BEGIN Records for this exercise
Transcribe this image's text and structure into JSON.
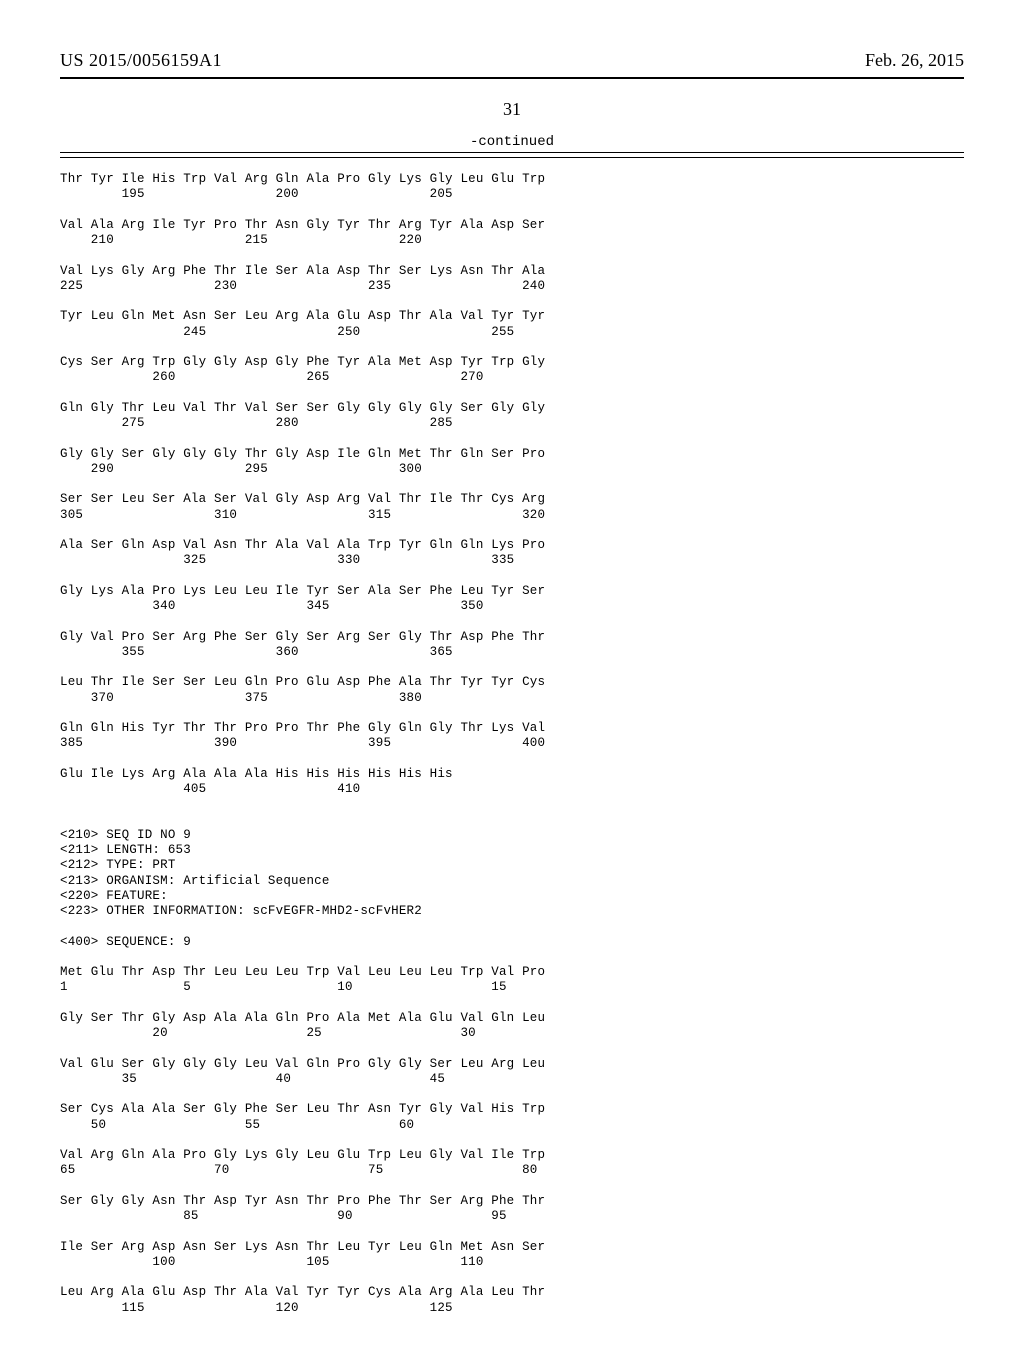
{
  "header": {
    "pubnum": "US 2015/0056159A1",
    "pubdate": "Feb. 26, 2015"
  },
  "pagenum": "31",
  "continued_label": "-continued",
  "seq_blocks": [
    "Thr Tyr Ile His Trp Val Arg Gln Ala Pro Gly Lys Gly Leu Glu Trp",
    "        195                 200                 205",
    "",
    "Val Ala Arg Ile Tyr Pro Thr Asn Gly Tyr Thr Arg Tyr Ala Asp Ser",
    "    210                 215                 220",
    "",
    "Val Lys Gly Arg Phe Thr Ile Ser Ala Asp Thr Ser Lys Asn Thr Ala",
    "225                 230                 235                 240",
    "",
    "Tyr Leu Gln Met Asn Ser Leu Arg Ala Glu Asp Thr Ala Val Tyr Tyr",
    "                245                 250                 255",
    "",
    "Cys Ser Arg Trp Gly Gly Asp Gly Phe Tyr Ala Met Asp Tyr Trp Gly",
    "            260                 265                 270",
    "",
    "Gln Gly Thr Leu Val Thr Val Ser Ser Gly Gly Gly Gly Ser Gly Gly",
    "        275                 280                 285",
    "",
    "Gly Gly Ser Gly Gly Gly Thr Gly Asp Ile Gln Met Thr Gln Ser Pro",
    "    290                 295                 300",
    "",
    "Ser Ser Leu Ser Ala Ser Val Gly Asp Arg Val Thr Ile Thr Cys Arg",
    "305                 310                 315                 320",
    "",
    "Ala Ser Gln Asp Val Asn Thr Ala Val Ala Trp Tyr Gln Gln Lys Pro",
    "                325                 330                 335",
    "",
    "Gly Lys Ala Pro Lys Leu Leu Ile Tyr Ser Ala Ser Phe Leu Tyr Ser",
    "            340                 345                 350",
    "",
    "Gly Val Pro Ser Arg Phe Ser Gly Ser Arg Ser Gly Thr Asp Phe Thr",
    "        355                 360                 365",
    "",
    "Leu Thr Ile Ser Ser Leu Gln Pro Glu Asp Phe Ala Thr Tyr Tyr Cys",
    "    370                 375                 380",
    "",
    "Gln Gln His Tyr Thr Thr Pro Pro Thr Phe Gly Gln Gly Thr Lys Val",
    "385                 390                 395                 400",
    "",
    "Glu Ile Lys Arg Ala Ala Ala His His His His His His",
    "                405                 410",
    "",
    "",
    "<210> SEQ ID NO 9",
    "<211> LENGTH: 653",
    "<212> TYPE: PRT",
    "<213> ORGANISM: Artificial Sequence",
    "<220> FEATURE:",
    "<223> OTHER INFORMATION: scFvEGFR-MHD2-scFvHER2",
    "",
    "<400> SEQUENCE: 9",
    "",
    "Met Glu Thr Asp Thr Leu Leu Leu Trp Val Leu Leu Leu Trp Val Pro",
    "1               5                   10                  15",
    "",
    "Gly Ser Thr Gly Asp Ala Ala Gln Pro Ala Met Ala Glu Val Gln Leu",
    "            20                  25                  30",
    "",
    "Val Glu Ser Gly Gly Gly Leu Val Gln Pro Gly Gly Ser Leu Arg Leu",
    "        35                  40                  45",
    "",
    "Ser Cys Ala Ala Ser Gly Phe Ser Leu Thr Asn Tyr Gly Val His Trp",
    "    50                  55                  60",
    "",
    "Val Arg Gln Ala Pro Gly Lys Gly Leu Glu Trp Leu Gly Val Ile Trp",
    "65                  70                  75                  80",
    "",
    "Ser Gly Gly Asn Thr Asp Tyr Asn Thr Pro Phe Thr Ser Arg Phe Thr",
    "                85                  90                  95",
    "",
    "Ile Ser Arg Asp Asn Ser Lys Asn Thr Leu Tyr Leu Gln Met Asn Ser",
    "            100                 105                 110",
    "",
    "Leu Arg Ala Glu Asp Thr Ala Val Tyr Tyr Cys Ala Arg Ala Leu Thr",
    "        115                 120                 125"
  ]
}
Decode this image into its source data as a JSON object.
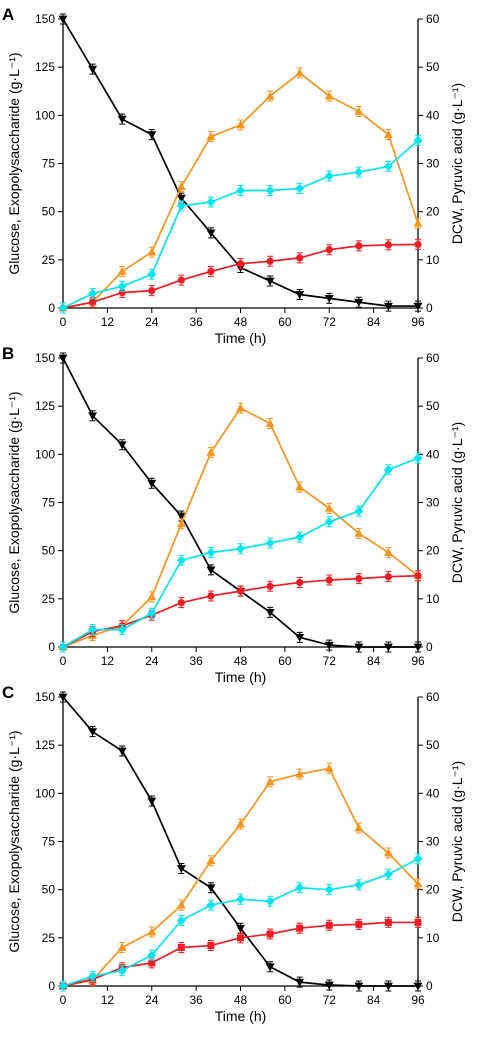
END Records for this exercise
- **Directions**
Sift the material for lines with the string "into". Copy each one found.

- **Answer below**
Transcribe this image's text and structure into JSON.
Decode this image into its source data as a JSON object.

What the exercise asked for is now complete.